▶ **Problem details**
Wherever the word "color" appears in a line, extract that line.

▶ **Data for this task**
* * *

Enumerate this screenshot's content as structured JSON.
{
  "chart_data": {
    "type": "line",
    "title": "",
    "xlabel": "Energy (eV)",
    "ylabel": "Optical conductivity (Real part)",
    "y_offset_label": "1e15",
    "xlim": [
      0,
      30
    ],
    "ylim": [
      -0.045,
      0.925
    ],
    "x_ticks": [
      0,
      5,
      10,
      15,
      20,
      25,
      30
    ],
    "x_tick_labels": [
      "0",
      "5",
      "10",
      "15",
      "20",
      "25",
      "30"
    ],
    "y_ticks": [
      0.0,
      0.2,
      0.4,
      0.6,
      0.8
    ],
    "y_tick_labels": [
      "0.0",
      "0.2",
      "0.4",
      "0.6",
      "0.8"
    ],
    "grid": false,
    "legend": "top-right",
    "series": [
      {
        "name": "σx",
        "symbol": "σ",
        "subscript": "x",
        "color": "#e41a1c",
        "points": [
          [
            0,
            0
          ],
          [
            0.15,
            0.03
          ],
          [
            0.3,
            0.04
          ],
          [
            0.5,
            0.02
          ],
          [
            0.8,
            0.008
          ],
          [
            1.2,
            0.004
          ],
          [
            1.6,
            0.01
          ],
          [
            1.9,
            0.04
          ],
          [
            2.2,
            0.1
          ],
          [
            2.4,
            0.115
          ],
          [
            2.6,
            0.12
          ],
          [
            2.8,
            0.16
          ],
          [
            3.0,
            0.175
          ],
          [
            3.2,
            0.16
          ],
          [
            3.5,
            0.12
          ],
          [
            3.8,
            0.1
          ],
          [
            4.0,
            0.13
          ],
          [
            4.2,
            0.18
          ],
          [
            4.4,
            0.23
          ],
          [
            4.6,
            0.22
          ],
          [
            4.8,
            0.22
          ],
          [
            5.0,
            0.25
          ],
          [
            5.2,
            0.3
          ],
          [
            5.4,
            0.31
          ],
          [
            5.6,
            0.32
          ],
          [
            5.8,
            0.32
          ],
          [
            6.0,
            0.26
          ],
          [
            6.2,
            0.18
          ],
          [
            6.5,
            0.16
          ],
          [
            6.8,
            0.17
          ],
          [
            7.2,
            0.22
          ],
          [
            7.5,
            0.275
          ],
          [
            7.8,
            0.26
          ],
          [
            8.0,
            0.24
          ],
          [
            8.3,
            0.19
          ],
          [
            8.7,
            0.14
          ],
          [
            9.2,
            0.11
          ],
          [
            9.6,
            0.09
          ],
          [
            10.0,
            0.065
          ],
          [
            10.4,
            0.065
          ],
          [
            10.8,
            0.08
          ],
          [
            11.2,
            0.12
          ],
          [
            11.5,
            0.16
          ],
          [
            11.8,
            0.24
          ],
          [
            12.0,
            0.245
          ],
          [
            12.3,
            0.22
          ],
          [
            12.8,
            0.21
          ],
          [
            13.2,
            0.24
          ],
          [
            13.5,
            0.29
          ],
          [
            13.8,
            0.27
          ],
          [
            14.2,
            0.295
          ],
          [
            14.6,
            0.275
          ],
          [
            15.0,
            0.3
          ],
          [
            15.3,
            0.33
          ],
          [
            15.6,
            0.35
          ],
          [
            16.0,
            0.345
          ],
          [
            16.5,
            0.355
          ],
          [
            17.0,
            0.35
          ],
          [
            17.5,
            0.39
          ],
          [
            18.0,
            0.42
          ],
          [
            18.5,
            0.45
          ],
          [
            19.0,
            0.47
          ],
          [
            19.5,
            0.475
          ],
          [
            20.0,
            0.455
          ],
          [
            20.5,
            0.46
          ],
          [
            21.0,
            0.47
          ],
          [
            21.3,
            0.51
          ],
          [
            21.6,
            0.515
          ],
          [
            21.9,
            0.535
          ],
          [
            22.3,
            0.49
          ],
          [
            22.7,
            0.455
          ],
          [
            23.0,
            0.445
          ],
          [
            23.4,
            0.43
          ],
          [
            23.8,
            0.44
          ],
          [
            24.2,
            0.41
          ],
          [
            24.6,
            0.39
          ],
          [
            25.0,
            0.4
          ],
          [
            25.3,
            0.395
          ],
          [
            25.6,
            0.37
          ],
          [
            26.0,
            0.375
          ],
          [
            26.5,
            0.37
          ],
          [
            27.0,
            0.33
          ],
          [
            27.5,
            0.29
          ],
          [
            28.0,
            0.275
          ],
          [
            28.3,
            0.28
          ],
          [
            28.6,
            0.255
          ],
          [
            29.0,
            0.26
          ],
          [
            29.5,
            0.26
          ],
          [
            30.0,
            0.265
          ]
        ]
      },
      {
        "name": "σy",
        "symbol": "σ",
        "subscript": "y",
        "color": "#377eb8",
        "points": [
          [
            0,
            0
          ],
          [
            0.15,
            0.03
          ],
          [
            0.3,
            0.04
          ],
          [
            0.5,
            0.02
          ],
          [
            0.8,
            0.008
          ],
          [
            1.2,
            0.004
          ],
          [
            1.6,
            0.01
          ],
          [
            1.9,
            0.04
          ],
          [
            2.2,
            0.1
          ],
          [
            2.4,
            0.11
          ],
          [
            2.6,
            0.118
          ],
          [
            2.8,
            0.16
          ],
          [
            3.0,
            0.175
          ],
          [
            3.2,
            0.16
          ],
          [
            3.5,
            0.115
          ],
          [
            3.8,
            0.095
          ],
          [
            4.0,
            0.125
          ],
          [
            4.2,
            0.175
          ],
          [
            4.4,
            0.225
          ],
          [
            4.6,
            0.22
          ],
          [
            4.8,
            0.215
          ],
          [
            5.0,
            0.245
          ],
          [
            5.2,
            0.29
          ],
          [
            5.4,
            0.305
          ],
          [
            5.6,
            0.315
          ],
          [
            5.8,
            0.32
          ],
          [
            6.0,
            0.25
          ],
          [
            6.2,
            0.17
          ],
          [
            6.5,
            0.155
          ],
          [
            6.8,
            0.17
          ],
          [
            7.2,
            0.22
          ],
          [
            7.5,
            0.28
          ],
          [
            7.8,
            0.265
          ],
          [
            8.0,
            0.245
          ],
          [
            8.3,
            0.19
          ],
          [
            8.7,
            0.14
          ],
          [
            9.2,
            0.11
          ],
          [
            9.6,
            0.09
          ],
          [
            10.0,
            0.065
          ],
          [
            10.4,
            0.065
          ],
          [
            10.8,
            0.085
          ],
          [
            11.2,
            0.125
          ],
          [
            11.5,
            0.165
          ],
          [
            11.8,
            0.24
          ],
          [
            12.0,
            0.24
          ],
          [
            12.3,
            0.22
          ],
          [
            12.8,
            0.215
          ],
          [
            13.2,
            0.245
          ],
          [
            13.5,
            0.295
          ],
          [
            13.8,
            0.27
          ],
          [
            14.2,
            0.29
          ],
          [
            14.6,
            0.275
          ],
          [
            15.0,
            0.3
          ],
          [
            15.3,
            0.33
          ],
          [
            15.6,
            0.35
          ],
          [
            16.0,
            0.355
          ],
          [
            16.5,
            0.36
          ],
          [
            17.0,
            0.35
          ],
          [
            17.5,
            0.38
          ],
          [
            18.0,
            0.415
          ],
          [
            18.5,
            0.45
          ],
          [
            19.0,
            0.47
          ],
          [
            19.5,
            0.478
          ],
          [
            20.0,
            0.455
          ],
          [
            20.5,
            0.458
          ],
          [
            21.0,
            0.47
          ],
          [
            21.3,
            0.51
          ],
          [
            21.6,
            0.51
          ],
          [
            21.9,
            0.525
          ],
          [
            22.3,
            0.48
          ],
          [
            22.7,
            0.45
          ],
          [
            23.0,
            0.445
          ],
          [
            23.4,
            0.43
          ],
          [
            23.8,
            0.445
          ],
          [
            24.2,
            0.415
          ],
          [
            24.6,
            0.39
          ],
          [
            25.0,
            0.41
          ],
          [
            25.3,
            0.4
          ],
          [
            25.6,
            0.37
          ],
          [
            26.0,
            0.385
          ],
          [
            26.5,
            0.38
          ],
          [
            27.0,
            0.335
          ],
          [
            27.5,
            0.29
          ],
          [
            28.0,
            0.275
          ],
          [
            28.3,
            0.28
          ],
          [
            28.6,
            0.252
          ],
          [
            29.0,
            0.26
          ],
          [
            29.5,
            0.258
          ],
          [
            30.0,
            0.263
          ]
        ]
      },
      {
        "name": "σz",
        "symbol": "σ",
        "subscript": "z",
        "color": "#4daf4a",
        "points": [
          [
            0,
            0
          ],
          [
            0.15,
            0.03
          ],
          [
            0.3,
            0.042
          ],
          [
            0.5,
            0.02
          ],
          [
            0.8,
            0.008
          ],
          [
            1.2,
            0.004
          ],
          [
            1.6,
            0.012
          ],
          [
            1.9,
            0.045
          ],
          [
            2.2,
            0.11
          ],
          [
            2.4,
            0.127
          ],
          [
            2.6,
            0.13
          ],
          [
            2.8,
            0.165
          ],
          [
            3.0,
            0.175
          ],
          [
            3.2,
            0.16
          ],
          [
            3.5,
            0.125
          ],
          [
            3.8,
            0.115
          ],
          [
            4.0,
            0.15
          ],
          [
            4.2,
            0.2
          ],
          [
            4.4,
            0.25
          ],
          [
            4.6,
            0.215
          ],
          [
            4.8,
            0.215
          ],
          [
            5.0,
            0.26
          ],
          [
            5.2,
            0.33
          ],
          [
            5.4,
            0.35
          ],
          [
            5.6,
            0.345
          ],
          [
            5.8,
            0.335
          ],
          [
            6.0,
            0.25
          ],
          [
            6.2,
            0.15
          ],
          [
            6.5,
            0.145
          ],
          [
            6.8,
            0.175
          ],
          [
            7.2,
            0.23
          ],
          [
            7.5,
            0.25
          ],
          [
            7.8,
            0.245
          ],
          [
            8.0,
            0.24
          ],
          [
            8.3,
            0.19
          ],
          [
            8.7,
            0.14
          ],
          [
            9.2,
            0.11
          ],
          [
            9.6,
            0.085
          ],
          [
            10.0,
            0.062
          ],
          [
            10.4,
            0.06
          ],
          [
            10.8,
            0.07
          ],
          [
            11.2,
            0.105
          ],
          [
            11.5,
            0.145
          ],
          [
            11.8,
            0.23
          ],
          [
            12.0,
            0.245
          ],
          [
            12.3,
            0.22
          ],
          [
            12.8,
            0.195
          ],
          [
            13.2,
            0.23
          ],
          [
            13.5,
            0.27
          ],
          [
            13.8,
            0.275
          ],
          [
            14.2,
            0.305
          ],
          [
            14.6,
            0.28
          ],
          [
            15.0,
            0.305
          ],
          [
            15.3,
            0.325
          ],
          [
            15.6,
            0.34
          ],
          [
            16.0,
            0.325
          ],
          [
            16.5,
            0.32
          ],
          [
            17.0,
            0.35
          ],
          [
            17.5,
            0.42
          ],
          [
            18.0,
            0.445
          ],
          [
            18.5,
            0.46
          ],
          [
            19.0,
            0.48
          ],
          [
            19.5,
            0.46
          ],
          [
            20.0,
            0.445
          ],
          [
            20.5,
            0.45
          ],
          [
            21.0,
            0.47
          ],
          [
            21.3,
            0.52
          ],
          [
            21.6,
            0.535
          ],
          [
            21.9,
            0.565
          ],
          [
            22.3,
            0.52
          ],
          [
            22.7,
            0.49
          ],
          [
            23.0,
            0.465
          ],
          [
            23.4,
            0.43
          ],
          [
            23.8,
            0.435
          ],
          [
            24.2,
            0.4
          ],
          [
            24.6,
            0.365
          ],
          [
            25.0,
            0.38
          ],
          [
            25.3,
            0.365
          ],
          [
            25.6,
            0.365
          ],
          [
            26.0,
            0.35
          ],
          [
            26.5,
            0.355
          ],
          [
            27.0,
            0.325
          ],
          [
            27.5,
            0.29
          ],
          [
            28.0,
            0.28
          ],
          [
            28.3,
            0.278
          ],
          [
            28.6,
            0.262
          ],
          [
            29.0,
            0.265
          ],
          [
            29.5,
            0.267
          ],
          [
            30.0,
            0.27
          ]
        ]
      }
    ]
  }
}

* * *

▶ **Result**
        "color": "#e41a1c",
        "color": "#377eb8",
        "color": "#4daf4a",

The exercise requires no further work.